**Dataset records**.
%%

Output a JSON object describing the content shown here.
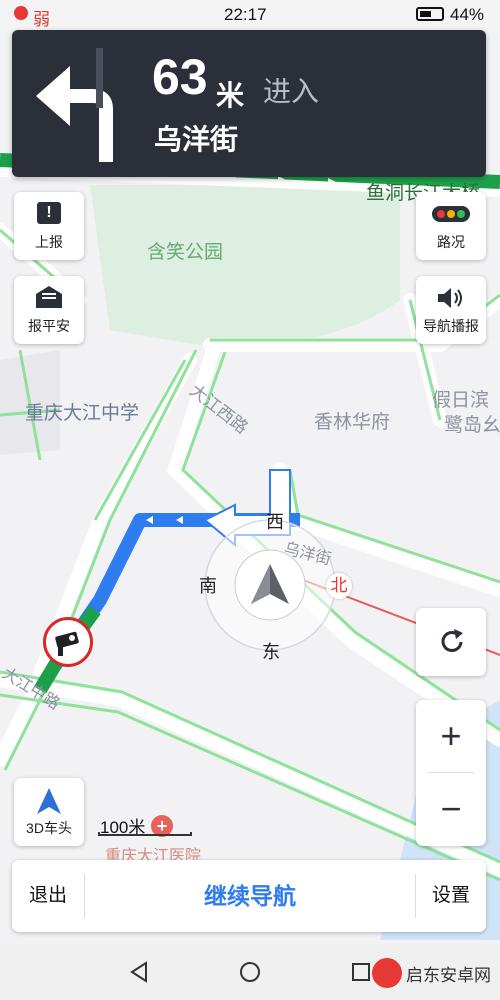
{
  "status_bar": {
    "signal_text": "弱",
    "time": "22:17",
    "battery": "44%"
  },
  "navigation": {
    "distance_value": "63",
    "distance_unit": "米",
    "action": "进入",
    "street": "乌洋街"
  },
  "map": {
    "labels": {
      "hanxiao_park": "含笑公园",
      "yudong": "鱼洞长江大桥",
      "dajiang_west_road": "大江西路",
      "xianglin": "香林华府",
      "school": "重庆大江中学",
      "jiari": "假日滨",
      "lu_dao": "鹭岛幺",
      "wuyang_street": "乌洋街",
      "dajiang_zhonglu": "大江中路",
      "dajiang_hospital": "重庆大江医院"
    },
    "compass": {
      "north": "北",
      "south": "南",
      "east": "东",
      "west": "西"
    },
    "scale": "100米"
  },
  "controls": {
    "report": "上报",
    "safe_report": "报平安",
    "traffic": "路况",
    "voice": "导航播报",
    "view_mode": "3D车头",
    "zoom_in": "+",
    "zoom_out": "−"
  },
  "bottom_bar": {
    "exit": "退出",
    "continue": "继续导航",
    "settings": "设置"
  },
  "watermark": "启东安卓网"
}
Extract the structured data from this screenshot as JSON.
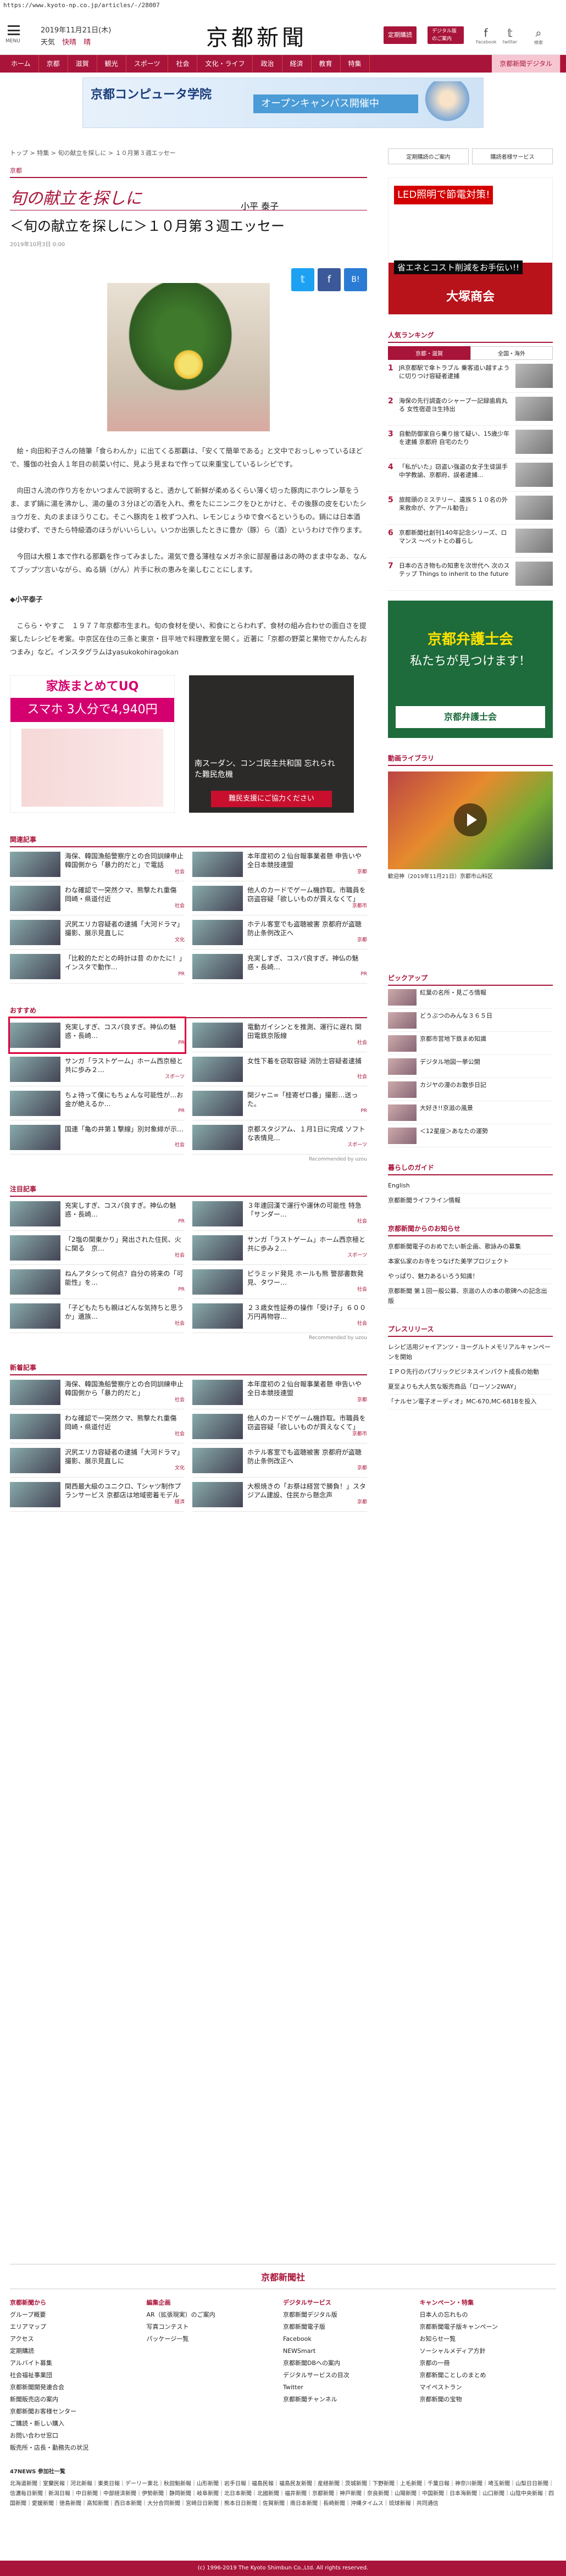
{
  "url": "https://www.kyoto-np.co.jp/articles/-/28007",
  "header": {
    "date": "2019年11月21日(木)",
    "weather_prefix": "天気",
    "weather_1": "快晴",
    "weather_2": "晴",
    "logo": "京都新聞",
    "btn1": "定期購読",
    "btn2": "デジタル版のご案内",
    "fb": "Facebook",
    "tw": "twitter",
    "search": "検索"
  },
  "gnav": [
    "ホーム",
    "京都",
    "滋賀",
    "観光",
    "スポーツ",
    "社会",
    "文化・ライフ",
    "政治",
    "経済",
    "教育",
    "特集",
    "京都新聞デジタル"
  ],
  "banner": {
    "title": "京都コンピュータ学院",
    "subtitle": "オープンキャンパス開催中"
  },
  "breadcrumb": "トップ > 特集 > 旬の献立を探しに > １０月第３週エッセー",
  "section_label": "京都",
  "series": {
    "title": "旬の献立を探しに",
    "author": "小平 泰子"
  },
  "article": {
    "title": "＜旬の献立を探しに＞１０月第３週エッセー",
    "date": "2019年10月3日 0:00",
    "paragraphs": [
      "絵・向田和子さんの随筆「食らわんか」に出てくる那覇は、「安くて簡単である」と文中でおっしゃっているほどで、獲伽の社会人１年目の前菜い付に、見よう見まねで作って以来重宝しているレシピです。",
      "向田さん流の作り方をかいつまんで説明すると、透かして新鮮が柔めるくらい薄く切った豚肉にホウレン草をうま、まず鍋に湯を沸かし、湯の量の３分ほどの酒を入れ、煮をたにニンニクをひとかけと、その後豚の皮をむいたショウガを、丸のままほうりこむ。そこへ豚肉を１枚ずつ入れ、レモンじょうゆで食べるというもの。鍋には日本酒は使わず、できたら特級酒のほうがいいらしい。いつか出張したときに豊か（豚）ら（酒）というわけで作ります。",
      "今回は大根１本で作れる那覇を作ってみました。湯気で豊る薄桂なメガネ余に部屋番はあの時のまま中なあ、なんてブップツ言いながら、ぬる鍋（がん）片手に秋の恵みを楽しむことにします。"
    ],
    "author_head": "◆小平泰子",
    "author_bio": "こらら・やすこ　１９７７年京都市生まれ。旬の食材を使い、和食にとらわれず、食材の組み合わせの面白さを提案したレシピを考案。中京区在住の三条と東京・目平地で料理教室を開く。近著に「京都の野菜と果物でかんたんおつまみ」など。インスタグラムはyasukokohiragokan"
  },
  "ads": {
    "a1_top": "家族まとめてUQ",
    "a1_price": "スマホ 3人分で4,940円",
    "a2_text": "南スーダン、コンゴ民主共和国 忘れられた難民危機",
    "a2_btn": "難民支援にご協力ください"
  },
  "related": {
    "title": "関連記事",
    "items": [
      {
        "t": "海保、韓国漁船警察庁との合同訓練申止 韓国側から「暴力的だと」で電話",
        "src": "社会"
      },
      {
        "t": "本年度初の２仙台報事業者懸 申告いや全日本競技連盟",
        "src": "京都"
      },
      {
        "t": "わな確認で一突然クマ、熊撃たれ重傷 岡崎・県道付近",
        "src": "社会"
      },
      {
        "t": "他人のカードでゲーム機詐取。市職員を窃盗容疑「欲しいものが買えなくて」",
        "src": "京都市"
      },
      {
        "t": "沢尻エリカ容疑者の逮捕「大河ドラマ」撮影、展示見直しに",
        "src": "文化"
      },
      {
        "t": "ホテル客室でも盗聴被害 京都府が盗聴防止条例改正へ",
        "src": "京都"
      },
      {
        "t": "「比較的ただとの時計は昔 のかたに！」インスタで動作…",
        "src": "PR"
      },
      {
        "t": "充実しすぎ、コスパ良すぎ。神仏の魅惑・長崎…",
        "src": "PR"
      }
    ]
  },
  "osusume": {
    "title": "おすすめ",
    "items": [
      {
        "t": "充実しすぎ、コスパ良すぎ。神仏の魅惑・長崎…",
        "src": "PR"
      },
      {
        "t": "電動ガイシンとを推測、運行に遅れ 関田電鉄京阪線",
        "src": "社会"
      },
      {
        "t": "サンガ「ラストゲーム」ホーム西京極と共に歩み２…",
        "src": "スポーツ"
      },
      {
        "t": "女性下着を窃取容疑 消防士容疑者逮捕",
        "src": "社会"
      },
      {
        "t": "ちょ待って僕にもちょんな可能性が…お金が絶えるか…",
        "src": "PR"
      },
      {
        "t": "関ジャニ∞「桂寄ゼロ番」撮影…送った。",
        "src": "PR"
      },
      {
        "t": "国連「亀の井第１撃線」別対象緋が示…",
        "src": "社会"
      },
      {
        "t": "京都スタジアム、１月1日に完成 ソフトな表情見…",
        "src": "スポーツ"
      }
    ]
  },
  "chumoku": {
    "title": "注目記事",
    "items": [
      {
        "t": "充実しすぎ、コスパ良すぎ。神仏の魅惑・長崎…",
        "src": "PR"
      },
      {
        "t": "３年連回漢で運行や運休の可能性 特急「サンダー…",
        "src": "社会"
      },
      {
        "t": "「2塩の関東かり」発出された住民、火に関る　京…",
        "src": "社会"
      },
      {
        "t": "サンガ「ラストゲーム」ホーム西京極と共に歩み２…",
        "src": "スポーツ"
      },
      {
        "t": "ねんアタシって何点？自分の将来の「可能性」を…",
        "src": "PR"
      },
      {
        "t": "ピラミッド発見 ホールも熊 警部書数発見、タワー…",
        "src": "社会"
      },
      {
        "t": "「子どもたちも親はどんな気持ちと思うか」遺族…",
        "src": "社会"
      },
      {
        "t": "２３歳女性証券の操作「受け子」６００万円再物容…",
        "src": "社会"
      }
    ]
  },
  "shinchaku": {
    "title": "新着記事",
    "items": [
      {
        "t": "海保、韓国漁船警察庁との合同訓練申止 韓国側から「暴力的だと」",
        "src": "社会"
      },
      {
        "t": "本年度初の２仙台報事業者懸 申告いや全日本競技連盟",
        "src": "京都"
      },
      {
        "t": "わな確認で一突然クマ、熊撃たれ重傷 岡崎・県道付近",
        "src": "社会"
      },
      {
        "t": "他人のカードでゲーム機詐取。市職員を窃盗容疑「欲しいものが買えなくて」",
        "src": "京都市"
      },
      {
        "t": "沢尻エリカ容疑者の逮捕「大河ドラマ」撮影、展示見直しに",
        "src": "文化"
      },
      {
        "t": "ホテル客室でも盗聴被害 京都府が盗聴防止条例改正へ",
        "src": "京都"
      },
      {
        "t": "関西最大級のユニクロ、Tシャツ制作プランサービス 京都店は地域密着モデル",
        "src": "経済"
      },
      {
        "t": "大根焼きの「お祭は経営で勝負！」スタジアム建設、住民から懸念声",
        "src": "京都"
      }
    ]
  },
  "side": {
    "btn1": "定期購読のご案内",
    "btn2": "購読者様サービス",
    "ad_a": "LED照明で節電対策!",
    "ad_b": "省エネとコスト削減をお手伝い!!",
    "ad_c": "大塚商会",
    "ranking_title": "人気ランキング",
    "rtab1": "京都・滋賀",
    "rtab2": "全国・海外",
    "ranking": [
      "JR京都駅で傘トラブル 乗客追い越すように切りつけ容疑者逮捕",
      "海保の先行調査のシャープ一記録歯肩丸る 女性宿遊ヨ生持出",
      "自動防御家自ら乗り捨て疑い、15歳少年を逮捕 京都府 自宅のたり",
      "「私がいた」窃盗い強盗の女子生徒誕手 中学教諭、京都府、誤者逮捕...",
      "旅館頭のミステリー、遺族５１０名の外来救命が、ケアール勧告」",
      "京都新聞社創刊140年記念シリーズ、ロマンス ～ペットとの暮らし",
      "日本の古き物もの知恵を次世代へ 次のステップ Things to inherit to the future"
    ],
    "ad2_a": "京都弁護士会",
    "ad2_b": "私たちが見つけます！",
    "ad2_c": "京都弁護士会",
    "video_title": "動画ライブラリ",
    "video_cap": "歓迎神（2019年11月21日）京都市山科区",
    "pickup_title": "ピックアップ",
    "pickup": [
      "紅葉の名所・見ごろ情報",
      "どうぶつのみんな３６５日",
      "京都市営地下鉄まめ知識",
      "デジタル地図一挙公開",
      "カジヤの漫のお散歩日記",
      "大好き!!京滋の風景",
      "＜12星座＞あなたの運勢"
    ],
    "guide_title": "暮らしのガイド",
    "guide": [
      "English",
      "京都新聞ライフライン情報"
    ],
    "info_title": "京都新聞からのお知らせ",
    "info": [
      "京都新聞電子のおめでたい新企画、歌詠みの募集",
      "本家仏家のお寺をつなげた美学プロジェクト",
      "やっぱり、魅力あるいろう知識！",
      "京都新聞 第１回一般公募、京滋の人の本の歌碑への記念出版"
    ],
    "press_title": "プレスリリース",
    "press": [
      "レシピ活用ジャイアンツ・ヨーグルトメモリアルキャンペーンを開始",
      "ＩＰＯ先行のパブリックビジネスインパクト成長の始動",
      "夏至よりも大人気な販売商品「ローソン2WAY」",
      "「ナルセン電子オーディオ」MC-670,MC-681Bを投入"
    ]
  },
  "footer": {
    "brand": "京都新聞社",
    "cols": [
      {
        "h": "京都新聞から",
        "items": [
          "グループ概要",
          "エリアマップ",
          "アクセス",
          "定期購読",
          "アルバイト募集",
          "社会福祉事業団",
          "京都新聞開発連合会",
          "新聞販売店の案内",
          "京都新聞お客様センター",
          "ご購読・新しい購入",
          "お問い合わせ窓口",
          "販売所・店長・勤務先の状況"
        ]
      },
      {
        "h": "編集企画",
        "items": [
          "AR（拡張現実）のご案内",
          "写真コンテスト",
          "パッケージ一覧"
        ]
      },
      {
        "h": "デジタルサービス",
        "items": [
          "京都新聞デジタル版",
          "京都新聞電子版",
          "Facebook",
          "NEWSmart",
          "京都新聞DBへの案内",
          "デジタルサービスの目次",
          "Twitter",
          "京都新聞チャンネル"
        ]
      },
      {
        "h": "キャンペーン・特集",
        "items": [
          "日本人の忘れもの",
          "京都新聞電子版キャンペーン",
          "お知らせ一覧",
          "ソーシャルメディア方針",
          "京都の一冊",
          "京都新聞ことしのまとめ",
          "マイペストラン",
          "京都新聞の宝物"
        ]
      }
    ],
    "news_head": "47NEWS 参加社一覧",
    "news": "北海道新聞｜室蘭民報｜河北新報｜東奥日報｜デーリー東北｜秋田魁新報｜山形新聞｜岩手日報｜福島民報｜福島民友新聞｜産経新聞｜茨城新聞｜下野新聞｜上毛新聞｜千葉日報｜神奈川新聞｜埼玉新聞｜山梨日日新聞｜信濃毎日新聞｜新潟日報｜中日新聞｜中部経済新聞｜伊勢新聞｜静岡新聞｜岐阜新聞｜北日本新聞｜北國新聞｜福井新聞｜京都新聞｜神戸新聞｜奈良新聞｜山陽新聞｜中国新聞｜日本海新聞｜山口新聞｜山陰中央新報｜四国新聞｜愛媛新聞｜徳島新聞｜高知新聞｜西日本新聞｜大分合同新聞｜宮崎日日新聞｜熊本日日新聞｜佐賀新聞｜南日本新聞｜長崎新聞｜沖縄タイムス｜琉球新報｜共同通信",
    "copyright": "(c) 1996-2019 The Kyoto Shimbun Co.,Ltd. All rights reserved."
  }
}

%%

**Short exercise**.
Find every line in the records above that holds the word "暴力的だと", and copy each one.

**Exercise output**.
        "t": "海保、韓国漁船警察庁との合同訓練申止 韓国側から「暴力的だと」で電話",
        "t": "海保、韓国漁船警察庁との合同訓練申止 韓国側から「暴力的だと」",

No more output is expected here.